■ **STATED PROBLEM**
Filter the data for lines with the word "electrónico", then copy every line so identified.

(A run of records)
□ □ □ □ □
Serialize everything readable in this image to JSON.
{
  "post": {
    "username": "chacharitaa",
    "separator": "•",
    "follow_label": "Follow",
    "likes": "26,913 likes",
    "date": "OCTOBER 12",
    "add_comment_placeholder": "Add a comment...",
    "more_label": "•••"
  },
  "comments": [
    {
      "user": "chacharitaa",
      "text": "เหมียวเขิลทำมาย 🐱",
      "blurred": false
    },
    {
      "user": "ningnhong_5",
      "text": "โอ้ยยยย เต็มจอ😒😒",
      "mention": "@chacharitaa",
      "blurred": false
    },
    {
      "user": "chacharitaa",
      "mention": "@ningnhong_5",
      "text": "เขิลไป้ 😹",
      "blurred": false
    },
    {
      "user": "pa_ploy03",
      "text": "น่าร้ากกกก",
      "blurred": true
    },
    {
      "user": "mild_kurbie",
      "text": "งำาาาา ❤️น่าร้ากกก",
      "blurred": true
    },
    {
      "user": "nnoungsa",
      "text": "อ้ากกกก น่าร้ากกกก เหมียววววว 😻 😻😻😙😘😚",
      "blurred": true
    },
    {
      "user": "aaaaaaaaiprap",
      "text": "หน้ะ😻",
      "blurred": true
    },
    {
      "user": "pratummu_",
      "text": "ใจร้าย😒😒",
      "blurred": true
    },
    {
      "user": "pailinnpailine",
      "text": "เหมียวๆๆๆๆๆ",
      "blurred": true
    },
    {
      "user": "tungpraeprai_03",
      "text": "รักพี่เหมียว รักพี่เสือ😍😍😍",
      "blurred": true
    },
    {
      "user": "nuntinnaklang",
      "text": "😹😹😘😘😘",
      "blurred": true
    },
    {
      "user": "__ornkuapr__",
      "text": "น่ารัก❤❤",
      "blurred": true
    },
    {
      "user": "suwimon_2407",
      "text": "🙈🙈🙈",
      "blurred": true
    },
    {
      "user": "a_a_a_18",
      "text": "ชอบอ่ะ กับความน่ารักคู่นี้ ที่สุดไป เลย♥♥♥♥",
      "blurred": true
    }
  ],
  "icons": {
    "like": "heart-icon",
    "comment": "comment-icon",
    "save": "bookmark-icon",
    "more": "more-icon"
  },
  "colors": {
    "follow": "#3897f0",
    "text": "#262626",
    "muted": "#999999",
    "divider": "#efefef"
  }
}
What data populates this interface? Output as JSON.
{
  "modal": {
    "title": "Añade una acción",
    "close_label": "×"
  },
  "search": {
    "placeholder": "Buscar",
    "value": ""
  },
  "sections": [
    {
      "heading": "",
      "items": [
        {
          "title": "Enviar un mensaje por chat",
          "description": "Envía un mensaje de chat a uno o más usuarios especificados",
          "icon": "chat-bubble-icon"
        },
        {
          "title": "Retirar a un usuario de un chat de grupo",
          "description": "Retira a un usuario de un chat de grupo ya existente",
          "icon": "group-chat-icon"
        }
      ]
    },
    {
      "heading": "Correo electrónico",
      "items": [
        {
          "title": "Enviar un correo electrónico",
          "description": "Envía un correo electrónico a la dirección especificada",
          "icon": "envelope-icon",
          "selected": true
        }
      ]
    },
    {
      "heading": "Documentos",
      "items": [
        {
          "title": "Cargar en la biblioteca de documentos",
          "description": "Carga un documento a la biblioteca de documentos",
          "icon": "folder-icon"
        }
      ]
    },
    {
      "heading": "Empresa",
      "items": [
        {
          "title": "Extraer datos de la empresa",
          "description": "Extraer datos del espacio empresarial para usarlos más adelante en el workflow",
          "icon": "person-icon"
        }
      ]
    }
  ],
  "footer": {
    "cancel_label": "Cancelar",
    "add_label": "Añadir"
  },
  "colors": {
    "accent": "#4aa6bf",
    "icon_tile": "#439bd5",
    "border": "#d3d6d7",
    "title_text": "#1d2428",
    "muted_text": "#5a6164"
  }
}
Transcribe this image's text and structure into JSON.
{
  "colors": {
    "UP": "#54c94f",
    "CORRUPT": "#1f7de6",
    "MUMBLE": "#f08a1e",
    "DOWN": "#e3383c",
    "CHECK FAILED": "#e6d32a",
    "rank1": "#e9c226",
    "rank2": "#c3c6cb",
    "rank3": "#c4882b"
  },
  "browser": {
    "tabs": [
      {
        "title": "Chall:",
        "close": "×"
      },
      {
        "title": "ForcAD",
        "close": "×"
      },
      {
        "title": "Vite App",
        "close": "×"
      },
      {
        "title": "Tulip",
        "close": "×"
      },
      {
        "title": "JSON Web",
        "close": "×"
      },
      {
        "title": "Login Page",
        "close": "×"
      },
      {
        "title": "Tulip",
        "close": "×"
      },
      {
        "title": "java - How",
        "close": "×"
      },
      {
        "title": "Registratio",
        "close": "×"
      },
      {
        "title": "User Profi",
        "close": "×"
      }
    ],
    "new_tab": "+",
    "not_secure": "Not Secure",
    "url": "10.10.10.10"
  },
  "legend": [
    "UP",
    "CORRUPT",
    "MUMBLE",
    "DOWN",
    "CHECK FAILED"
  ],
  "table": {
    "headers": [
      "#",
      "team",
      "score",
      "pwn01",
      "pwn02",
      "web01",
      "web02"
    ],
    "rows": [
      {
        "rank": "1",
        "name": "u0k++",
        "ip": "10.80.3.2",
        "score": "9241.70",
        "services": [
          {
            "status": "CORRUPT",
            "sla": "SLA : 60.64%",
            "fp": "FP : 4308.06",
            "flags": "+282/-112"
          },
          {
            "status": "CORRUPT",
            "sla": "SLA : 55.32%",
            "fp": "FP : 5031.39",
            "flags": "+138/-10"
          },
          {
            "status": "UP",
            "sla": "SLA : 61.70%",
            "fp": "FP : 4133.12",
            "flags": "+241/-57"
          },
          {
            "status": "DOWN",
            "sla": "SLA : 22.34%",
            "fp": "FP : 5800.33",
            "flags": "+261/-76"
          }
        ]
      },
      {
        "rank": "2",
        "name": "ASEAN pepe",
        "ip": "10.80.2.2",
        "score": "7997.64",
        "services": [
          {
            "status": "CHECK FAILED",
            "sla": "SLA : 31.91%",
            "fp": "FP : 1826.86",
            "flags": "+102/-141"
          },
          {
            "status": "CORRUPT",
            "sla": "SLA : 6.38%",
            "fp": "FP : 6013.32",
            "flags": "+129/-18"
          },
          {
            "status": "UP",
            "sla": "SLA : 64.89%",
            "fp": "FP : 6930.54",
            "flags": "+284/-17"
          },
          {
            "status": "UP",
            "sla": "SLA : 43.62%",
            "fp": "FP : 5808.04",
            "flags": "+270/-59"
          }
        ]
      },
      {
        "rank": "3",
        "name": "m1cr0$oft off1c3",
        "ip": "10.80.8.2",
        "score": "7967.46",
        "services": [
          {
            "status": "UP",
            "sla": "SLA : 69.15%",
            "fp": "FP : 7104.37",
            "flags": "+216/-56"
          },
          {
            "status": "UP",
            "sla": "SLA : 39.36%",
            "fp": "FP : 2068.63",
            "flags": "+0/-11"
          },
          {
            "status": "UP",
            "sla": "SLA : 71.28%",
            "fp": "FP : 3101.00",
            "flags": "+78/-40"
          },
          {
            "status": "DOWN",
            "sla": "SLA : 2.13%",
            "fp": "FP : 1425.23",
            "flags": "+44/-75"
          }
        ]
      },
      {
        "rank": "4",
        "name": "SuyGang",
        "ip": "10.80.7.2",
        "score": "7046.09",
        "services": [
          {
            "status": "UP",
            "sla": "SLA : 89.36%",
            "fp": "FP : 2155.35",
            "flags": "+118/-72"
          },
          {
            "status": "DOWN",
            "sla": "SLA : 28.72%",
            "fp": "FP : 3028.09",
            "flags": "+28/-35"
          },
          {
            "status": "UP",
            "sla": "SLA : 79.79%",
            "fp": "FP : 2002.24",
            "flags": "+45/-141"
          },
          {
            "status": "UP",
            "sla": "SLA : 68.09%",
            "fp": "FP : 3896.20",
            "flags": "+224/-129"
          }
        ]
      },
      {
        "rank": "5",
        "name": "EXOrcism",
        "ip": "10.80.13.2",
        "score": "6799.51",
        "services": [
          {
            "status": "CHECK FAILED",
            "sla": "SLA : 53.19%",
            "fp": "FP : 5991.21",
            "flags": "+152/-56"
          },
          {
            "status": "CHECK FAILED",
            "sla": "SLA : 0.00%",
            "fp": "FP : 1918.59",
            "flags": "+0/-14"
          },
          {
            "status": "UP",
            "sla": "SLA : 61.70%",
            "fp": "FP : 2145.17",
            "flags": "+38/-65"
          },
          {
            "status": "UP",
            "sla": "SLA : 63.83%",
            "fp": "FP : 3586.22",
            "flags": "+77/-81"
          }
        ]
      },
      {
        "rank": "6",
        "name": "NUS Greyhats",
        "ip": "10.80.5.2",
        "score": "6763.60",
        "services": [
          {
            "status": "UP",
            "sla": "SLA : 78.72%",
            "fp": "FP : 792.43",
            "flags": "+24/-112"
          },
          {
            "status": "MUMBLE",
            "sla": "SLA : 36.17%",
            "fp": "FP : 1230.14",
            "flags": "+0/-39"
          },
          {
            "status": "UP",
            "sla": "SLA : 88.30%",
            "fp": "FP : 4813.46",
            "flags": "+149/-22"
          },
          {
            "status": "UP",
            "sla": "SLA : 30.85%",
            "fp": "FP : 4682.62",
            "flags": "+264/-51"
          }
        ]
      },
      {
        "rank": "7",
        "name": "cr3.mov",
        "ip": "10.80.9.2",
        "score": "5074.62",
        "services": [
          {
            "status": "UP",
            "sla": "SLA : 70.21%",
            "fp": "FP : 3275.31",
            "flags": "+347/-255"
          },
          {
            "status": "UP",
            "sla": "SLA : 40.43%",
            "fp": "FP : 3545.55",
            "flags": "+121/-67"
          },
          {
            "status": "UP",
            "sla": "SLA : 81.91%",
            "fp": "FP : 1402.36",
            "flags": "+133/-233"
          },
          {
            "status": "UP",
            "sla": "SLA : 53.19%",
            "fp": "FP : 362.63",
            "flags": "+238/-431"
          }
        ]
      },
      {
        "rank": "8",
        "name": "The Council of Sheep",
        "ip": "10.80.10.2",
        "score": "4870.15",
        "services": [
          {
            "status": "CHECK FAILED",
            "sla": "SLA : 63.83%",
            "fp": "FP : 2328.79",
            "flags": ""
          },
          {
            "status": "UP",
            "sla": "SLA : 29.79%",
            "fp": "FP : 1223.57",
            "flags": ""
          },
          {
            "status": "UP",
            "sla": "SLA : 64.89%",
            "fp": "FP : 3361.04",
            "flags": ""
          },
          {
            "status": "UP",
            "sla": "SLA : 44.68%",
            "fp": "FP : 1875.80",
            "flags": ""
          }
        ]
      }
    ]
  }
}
□ □ □ □ □
■ **OUTPUT BELOW**
      "heading": "Correo electrónico",
          "title": "Enviar un correo electrónico",
          "description": "Envía un correo electrónico a la dirección especificada",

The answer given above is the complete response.